**Tujuan Latihan:** Ketik ulang tanpa perubahan apa pun seluruh bagian teks tentang penyadapan oleh Kedubes AS, mulai dari "Disinyalirnya" terus sampai "Yusanto. Berikut petikannya.".

Disinyalirnya
Kedubes Amerika menyadap para pejabat pemerintah Indonesia menjadi
bukti bahwa Kedubes AS di Jakarta bukan sekadar kantor. Gedung itu
menjadi markas spionase Amerika. Wajar jika muncul Kedubes AS itu
ditutup diplomatnya diusir semua. Lantas bagaimana bila pemerintah
Indonesia tetap bermesraan dengan negara kafir harbi muhariban fi’lan
tersebut, serta tidak mencabut IMB untuk pembangunan ulang gedung yang
akan menjadi Kedubes Amerika terbesar ketiga di dunia? Jawabannya ada
dalam wawancara wartawan Media Umat Joko Prasetyo dengan Juru Bicara Hizbut Tahrir Indonesia Muhammad Ismail Yusanto. Berikut petikannya.

**Data yang Diberikan:**
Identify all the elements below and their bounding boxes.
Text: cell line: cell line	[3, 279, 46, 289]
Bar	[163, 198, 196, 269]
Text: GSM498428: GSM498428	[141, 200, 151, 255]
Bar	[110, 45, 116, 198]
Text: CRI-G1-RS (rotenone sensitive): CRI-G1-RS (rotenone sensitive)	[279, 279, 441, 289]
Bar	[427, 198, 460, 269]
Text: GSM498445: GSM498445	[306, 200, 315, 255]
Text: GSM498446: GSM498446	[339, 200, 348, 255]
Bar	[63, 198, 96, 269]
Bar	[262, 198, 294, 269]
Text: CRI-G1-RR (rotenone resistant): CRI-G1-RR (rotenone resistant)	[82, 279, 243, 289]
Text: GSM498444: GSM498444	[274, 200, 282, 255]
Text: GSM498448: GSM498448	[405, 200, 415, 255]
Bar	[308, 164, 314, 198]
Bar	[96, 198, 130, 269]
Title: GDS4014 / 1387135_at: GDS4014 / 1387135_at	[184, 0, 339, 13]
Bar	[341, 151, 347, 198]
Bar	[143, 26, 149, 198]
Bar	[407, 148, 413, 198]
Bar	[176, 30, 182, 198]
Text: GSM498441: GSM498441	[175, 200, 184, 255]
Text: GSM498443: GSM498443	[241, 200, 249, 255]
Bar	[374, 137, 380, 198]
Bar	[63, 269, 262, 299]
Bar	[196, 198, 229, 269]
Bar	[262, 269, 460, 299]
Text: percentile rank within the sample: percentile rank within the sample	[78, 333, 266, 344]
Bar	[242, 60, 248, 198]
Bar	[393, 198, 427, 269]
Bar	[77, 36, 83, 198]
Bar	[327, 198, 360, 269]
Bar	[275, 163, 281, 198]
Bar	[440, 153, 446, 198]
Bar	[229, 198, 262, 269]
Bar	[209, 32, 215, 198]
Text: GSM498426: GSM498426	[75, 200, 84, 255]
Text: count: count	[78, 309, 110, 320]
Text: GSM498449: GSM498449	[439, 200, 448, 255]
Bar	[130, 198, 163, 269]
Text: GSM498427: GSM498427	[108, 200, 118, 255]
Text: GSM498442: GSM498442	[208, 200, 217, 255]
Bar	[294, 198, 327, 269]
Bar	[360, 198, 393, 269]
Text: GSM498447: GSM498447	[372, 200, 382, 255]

**Jawaban Tugas:**
Disinyalirnya
Kedubes Amerika menyadap para pejabat pemerintah Indonesia menjadi
bukti bahwa Kedubes AS di Jakarta bukan sekadar kantor. Gedung itu
menjadi markas spionase Amerika. Wajar jika muncul Kedubes AS itu
ditutup diplomatnya diusir semua. Lantas bagaimana bila pemerintah
Indonesia tetap bermesraan dengan negara kafir harbi muhariban fi’lan
tersebut, serta tidak mencabut IMB untuk pembangunan ulang gedung yang
akan menjadi Kedubes Amerika terbesar ketiga di dunia? Jawabannya ada
dalam wawancara wartawan Media Umat Joko Prasetyo dengan Juru Bicara Hizbut Tahrir Indonesia Muhammad Ismail Yusanto. Berikut petikannya.